Copy each line holding the string "dati".

════

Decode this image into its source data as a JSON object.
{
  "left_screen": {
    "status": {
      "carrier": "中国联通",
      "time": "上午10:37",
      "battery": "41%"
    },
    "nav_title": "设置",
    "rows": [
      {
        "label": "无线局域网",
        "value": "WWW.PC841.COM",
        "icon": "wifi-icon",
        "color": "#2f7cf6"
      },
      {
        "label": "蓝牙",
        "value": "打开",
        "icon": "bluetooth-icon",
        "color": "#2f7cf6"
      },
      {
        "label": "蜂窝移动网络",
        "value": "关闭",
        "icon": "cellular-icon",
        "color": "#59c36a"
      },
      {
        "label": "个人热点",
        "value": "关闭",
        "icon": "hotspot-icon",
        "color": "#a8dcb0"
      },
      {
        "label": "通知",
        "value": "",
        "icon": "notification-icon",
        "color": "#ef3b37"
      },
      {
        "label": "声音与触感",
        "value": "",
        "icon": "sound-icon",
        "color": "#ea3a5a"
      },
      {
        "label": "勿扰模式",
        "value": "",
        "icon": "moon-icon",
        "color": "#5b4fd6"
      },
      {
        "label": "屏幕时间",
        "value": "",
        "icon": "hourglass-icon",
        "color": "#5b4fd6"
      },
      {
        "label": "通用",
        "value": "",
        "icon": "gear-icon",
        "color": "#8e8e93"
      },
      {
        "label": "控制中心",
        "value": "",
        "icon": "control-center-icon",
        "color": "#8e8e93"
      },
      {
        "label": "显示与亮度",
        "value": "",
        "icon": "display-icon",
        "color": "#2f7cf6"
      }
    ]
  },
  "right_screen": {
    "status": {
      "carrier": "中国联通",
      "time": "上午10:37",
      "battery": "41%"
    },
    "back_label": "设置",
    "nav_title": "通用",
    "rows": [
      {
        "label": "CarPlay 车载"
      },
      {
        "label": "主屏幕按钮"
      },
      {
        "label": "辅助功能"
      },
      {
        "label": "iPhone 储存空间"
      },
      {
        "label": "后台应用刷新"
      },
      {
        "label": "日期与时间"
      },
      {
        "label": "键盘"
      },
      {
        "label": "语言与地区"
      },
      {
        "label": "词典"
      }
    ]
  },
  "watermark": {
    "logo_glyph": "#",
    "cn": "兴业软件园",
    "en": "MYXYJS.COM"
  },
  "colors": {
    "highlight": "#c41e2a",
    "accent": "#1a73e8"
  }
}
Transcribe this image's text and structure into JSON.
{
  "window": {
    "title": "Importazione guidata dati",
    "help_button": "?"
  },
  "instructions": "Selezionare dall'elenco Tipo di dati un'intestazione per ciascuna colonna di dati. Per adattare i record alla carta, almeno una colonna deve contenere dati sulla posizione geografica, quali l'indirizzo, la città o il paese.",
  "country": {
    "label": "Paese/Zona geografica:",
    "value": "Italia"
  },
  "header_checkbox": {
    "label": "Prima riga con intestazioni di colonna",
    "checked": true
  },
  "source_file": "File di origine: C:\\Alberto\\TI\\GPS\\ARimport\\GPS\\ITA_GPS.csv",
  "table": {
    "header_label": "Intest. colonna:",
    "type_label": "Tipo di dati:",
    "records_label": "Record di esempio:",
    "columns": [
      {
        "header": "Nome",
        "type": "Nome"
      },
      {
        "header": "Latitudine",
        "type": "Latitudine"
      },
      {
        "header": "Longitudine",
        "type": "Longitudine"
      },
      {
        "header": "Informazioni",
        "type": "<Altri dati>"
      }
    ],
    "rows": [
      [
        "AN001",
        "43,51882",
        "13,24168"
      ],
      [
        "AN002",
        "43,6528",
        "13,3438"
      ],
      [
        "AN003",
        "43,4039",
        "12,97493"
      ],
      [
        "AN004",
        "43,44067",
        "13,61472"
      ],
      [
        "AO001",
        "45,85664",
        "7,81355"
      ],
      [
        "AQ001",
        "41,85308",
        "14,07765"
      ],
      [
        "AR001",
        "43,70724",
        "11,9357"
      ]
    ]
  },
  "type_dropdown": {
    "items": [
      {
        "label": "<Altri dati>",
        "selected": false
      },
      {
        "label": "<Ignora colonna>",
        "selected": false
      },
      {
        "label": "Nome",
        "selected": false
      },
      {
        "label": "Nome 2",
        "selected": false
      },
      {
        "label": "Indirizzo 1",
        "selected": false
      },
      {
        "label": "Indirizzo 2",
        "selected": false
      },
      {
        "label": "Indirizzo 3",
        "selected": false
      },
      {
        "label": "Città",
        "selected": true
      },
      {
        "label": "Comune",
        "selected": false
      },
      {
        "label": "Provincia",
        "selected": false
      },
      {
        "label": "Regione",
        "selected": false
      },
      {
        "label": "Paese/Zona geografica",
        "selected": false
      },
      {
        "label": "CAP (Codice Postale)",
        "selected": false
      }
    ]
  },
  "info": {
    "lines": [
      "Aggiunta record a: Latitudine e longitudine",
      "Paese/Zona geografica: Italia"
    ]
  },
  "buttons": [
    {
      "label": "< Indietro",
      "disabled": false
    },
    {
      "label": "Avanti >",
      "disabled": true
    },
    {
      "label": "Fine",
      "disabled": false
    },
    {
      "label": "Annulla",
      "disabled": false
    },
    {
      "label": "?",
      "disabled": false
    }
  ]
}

════

### RESULT BELOW
    "title": "Importazione guidata dati",
  "instructions": "Selezionare dall'elenco Tipo di dati un'intestazione per ciascuna colonna di dati. Per adattare i record alla carta, almeno una colonna deve contenere dati sulla posizione geografica, quali l'indirizzo, la città o il paese.",
    "type_label": "Tipo di dati:",
        "type": "<Altri dati>"
        "label": "<Altri dati>",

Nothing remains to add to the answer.